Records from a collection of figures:
[Start of section]

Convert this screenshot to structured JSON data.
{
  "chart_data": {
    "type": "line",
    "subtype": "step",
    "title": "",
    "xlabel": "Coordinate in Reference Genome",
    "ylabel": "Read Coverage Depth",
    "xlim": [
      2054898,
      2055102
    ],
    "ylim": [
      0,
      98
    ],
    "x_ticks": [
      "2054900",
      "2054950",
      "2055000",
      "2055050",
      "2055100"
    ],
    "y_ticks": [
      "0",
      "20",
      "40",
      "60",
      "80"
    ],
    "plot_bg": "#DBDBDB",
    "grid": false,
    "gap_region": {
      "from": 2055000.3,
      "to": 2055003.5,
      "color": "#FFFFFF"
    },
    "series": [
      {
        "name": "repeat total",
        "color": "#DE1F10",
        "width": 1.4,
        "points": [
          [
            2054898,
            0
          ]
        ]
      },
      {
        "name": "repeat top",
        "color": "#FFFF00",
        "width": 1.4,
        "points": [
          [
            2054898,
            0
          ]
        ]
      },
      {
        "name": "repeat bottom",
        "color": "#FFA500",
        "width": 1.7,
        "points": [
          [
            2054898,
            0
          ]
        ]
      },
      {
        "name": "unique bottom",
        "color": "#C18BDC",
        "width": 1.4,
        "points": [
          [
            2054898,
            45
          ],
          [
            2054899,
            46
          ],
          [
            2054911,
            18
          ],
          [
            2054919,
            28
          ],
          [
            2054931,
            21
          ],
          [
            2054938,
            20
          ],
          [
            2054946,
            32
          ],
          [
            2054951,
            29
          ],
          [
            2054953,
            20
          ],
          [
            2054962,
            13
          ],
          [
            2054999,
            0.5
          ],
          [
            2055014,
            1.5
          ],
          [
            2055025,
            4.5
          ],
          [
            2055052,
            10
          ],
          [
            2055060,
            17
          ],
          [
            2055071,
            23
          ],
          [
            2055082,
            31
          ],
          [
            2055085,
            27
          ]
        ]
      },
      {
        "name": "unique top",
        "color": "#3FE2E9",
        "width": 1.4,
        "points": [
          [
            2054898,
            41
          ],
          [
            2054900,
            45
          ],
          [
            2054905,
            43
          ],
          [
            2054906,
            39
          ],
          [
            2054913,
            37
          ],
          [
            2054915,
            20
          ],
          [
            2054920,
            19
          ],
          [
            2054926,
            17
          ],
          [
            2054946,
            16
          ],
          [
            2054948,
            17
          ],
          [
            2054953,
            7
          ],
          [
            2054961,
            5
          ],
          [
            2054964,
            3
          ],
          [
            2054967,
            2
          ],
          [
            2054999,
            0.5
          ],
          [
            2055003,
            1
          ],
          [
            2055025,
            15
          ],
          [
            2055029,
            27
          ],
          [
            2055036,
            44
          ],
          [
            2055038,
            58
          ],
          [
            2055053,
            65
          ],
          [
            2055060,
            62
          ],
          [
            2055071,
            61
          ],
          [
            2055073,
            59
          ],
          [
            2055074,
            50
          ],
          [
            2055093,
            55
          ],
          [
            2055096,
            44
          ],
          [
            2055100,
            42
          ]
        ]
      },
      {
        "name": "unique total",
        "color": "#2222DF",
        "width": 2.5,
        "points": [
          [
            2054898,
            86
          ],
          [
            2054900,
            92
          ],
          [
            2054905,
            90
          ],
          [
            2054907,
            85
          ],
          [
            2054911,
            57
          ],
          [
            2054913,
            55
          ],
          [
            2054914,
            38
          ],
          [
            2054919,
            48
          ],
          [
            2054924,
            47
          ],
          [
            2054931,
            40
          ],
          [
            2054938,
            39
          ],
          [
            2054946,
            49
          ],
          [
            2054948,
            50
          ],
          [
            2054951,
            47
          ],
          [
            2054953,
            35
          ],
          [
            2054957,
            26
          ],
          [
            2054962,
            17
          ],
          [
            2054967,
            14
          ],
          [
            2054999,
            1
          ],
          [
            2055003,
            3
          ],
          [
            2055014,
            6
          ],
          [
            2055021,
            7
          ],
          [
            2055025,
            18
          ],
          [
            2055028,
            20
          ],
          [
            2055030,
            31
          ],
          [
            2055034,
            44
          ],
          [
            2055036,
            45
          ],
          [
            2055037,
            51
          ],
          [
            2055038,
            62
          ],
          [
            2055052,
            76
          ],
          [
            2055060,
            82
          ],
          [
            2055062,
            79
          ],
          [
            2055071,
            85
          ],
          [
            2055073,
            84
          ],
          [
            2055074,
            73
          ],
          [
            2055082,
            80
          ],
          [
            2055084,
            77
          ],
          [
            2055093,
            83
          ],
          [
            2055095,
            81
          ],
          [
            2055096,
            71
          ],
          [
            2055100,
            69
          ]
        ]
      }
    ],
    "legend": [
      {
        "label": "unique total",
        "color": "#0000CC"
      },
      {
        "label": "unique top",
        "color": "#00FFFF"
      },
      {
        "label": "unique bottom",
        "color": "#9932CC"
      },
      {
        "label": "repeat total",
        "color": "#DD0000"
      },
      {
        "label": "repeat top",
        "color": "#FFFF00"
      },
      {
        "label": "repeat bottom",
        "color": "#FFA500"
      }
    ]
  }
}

[End of section]

> **WORK TO COMPLETE**
Each entry must appear again in the answer exactly as written.

> **ANSWER BOX**
Convert this screenshot to structured JSON data.
{
  "chart_data": {
    "type": "line",
    "subtype": "step",
    "title": "",
    "xlabel": "Coordinate in Reference Genome",
    "ylabel": "Read Coverage Depth",
    "xlim": [
      2054898,
      2055102
    ],
    "ylim": [
      0,
      98
    ],
    "x_ticks": [
      "2054900",
      "2054950",
      "2055000",
      "2055050",
      "2055100"
    ],
    "y_ticks": [
      "0",
      "20",
      "40",
      "60",
      "80"
    ],
    "plot_bg": "#DBDBDB",
    "grid": false,
    "gap_region": {
      "from": 2055000.3,
      "to": 2055003.5,
      "color": "#FFFFFF"
    },
    "series": [
      {
        "name": "repeat total",
        "color": "#DE1F10",
        "width": 1.4,
        "points": [
          [
            2054898,
            0
          ]
        ]
      },
      {
        "name": "repeat top",
        "color": "#FFFF00",
        "width": 1.4,
        "points": [
          [
            2054898,
            0
          ]
        ]
      },
      {
        "name": "repeat bottom",
        "color": "#FFA500",
        "width": 1.7,
        "points": [
          [
            2054898,
            0
          ]
        ]
      },
      {
        "name": "unique bottom",
        "color": "#C18BDC",
        "width": 1.4,
        "points": [
          [
            2054898,
            45
          ],
          [
            2054899,
            46
          ],
          [
            2054911,
            18
          ],
          [
            2054919,
            28
          ],
          [
            2054931,
            21
          ],
          [
            2054938,
            20
          ],
          [
            2054946,
            32
          ],
          [
            2054951,
            29
          ],
          [
            2054953,
            20
          ],
          [
            2054962,
            13
          ],
          [
            2054999,
            0.5
          ],
          [
            2055014,
            1.5
          ],
          [
            2055025,
            4.5
          ],
          [
            2055052,
            10
          ],
          [
            2055060,
            17
          ],
          [
            2055071,
            23
          ],
          [
            2055082,
            31
          ],
          [
            2055085,
            27
          ]
        ]
      },
      {
        "name": "unique top",
        "color": "#3FE2E9",
        "width": 1.4,
        "points": [
          [
            2054898,
            41
          ],
          [
            2054900,
            45
          ],
          [
            2054905,
            43
          ],
          [
            2054906,
            39
          ],
          [
            2054913,
            37
          ],
          [
            2054915,
            20
          ],
          [
            2054920,
            19
          ],
          [
            2054926,
            17
          ],
          [
            2054946,
            16
          ],
          [
            2054948,
            17
          ],
          [
            2054953,
            7
          ],
          [
            2054961,
            5
          ],
          [
            2054964,
            3
          ],
          [
            2054967,
            2
          ],
          [
            2054999,
            0.5
          ],
          [
            2055003,
            1
          ],
          [
            2055025,
            15
          ],
          [
            2055029,
            27
          ],
          [
            2055036,
            44
          ],
          [
            2055038,
            58
          ],
          [
            2055053,
            65
          ],
          [
            2055060,
            62
          ],
          [
            2055071,
            61
          ],
          [
            2055073,
            59
          ],
          [
            2055074,
            50
          ],
          [
            2055093,
            55
          ],
          [
            2055096,
            44
          ],
          [
            2055100,
            42
          ]
        ]
      },
      {
        "name": "unique total",
        "color": "#2222DF",
        "width": 2.5,
        "points": [
          [
            2054898,
            86
          ],
          [
            2054900,
            92
          ],
          [
            2054905,
            90
          ],
          [
            2054907,
            85
          ],
          [
            2054911,
            57
          ],
          [
            2054913,
            55
          ],
          [
            2054914,
            38
          ],
          [
            2054919,
            48
          ],
          [
            2054924,
            47
          ],
          [
            2054931,
            40
          ],
          [
            2054938,
            39
          ],
          [
            2054946,
            49
          ],
          [
            2054948,
            50
          ],
          [
            2054951,
            47
          ],
          [
            2054953,
            35
          ],
          [
            2054957,
            26
          ],
          [
            2054962,
            17
          ],
          [
            2054967,
            14
          ],
          [
            2054999,
            1
          ],
          [
            2055003,
            3
          ],
          [
            2055014,
            6
          ],
          [
            2055021,
            7
          ],
          [
            2055025,
            18
          ],
          [
            2055028,
            20
          ],
          [
            2055030,
            31
          ],
          [
            2055034,
            44
          ],
          [
            2055036,
            45
          ],
          [
            2055037,
            51
          ],
          [
            2055038,
            62
          ],
          [
            2055052,
            76
          ],
          [
            2055060,
            82
          ],
          [
            2055062,
            79
          ],
          [
            2055071,
            85
          ],
          [
            2055073,
            84
          ],
          [
            2055074,
            73
          ],
          [
            2055082,
            80
          ],
          [
            2055084,
            77
          ],
          [
            2055093,
            83
          ],
          [
            2055095,
            81
          ],
          [
            2055096,
            71
          ],
          [
            2055100,
            69
          ]
        ]
      }
    ],
    "legend": [
      {
        "label": "unique total",
        "color": "#0000CC"
      },
      {
        "label": "unique top",
        "color": "#00FFFF"
      },
      {
        "label": "unique bottom",
        "color": "#9932CC"
      },
      {
        "label": "repeat total",
        "color": "#DD0000"
      },
      {
        "label": "repeat top",
        "color": "#FFFF00"
      },
      {
        "label": "repeat bottom",
        "color": "#FFA500"
      }
    ]
  }
}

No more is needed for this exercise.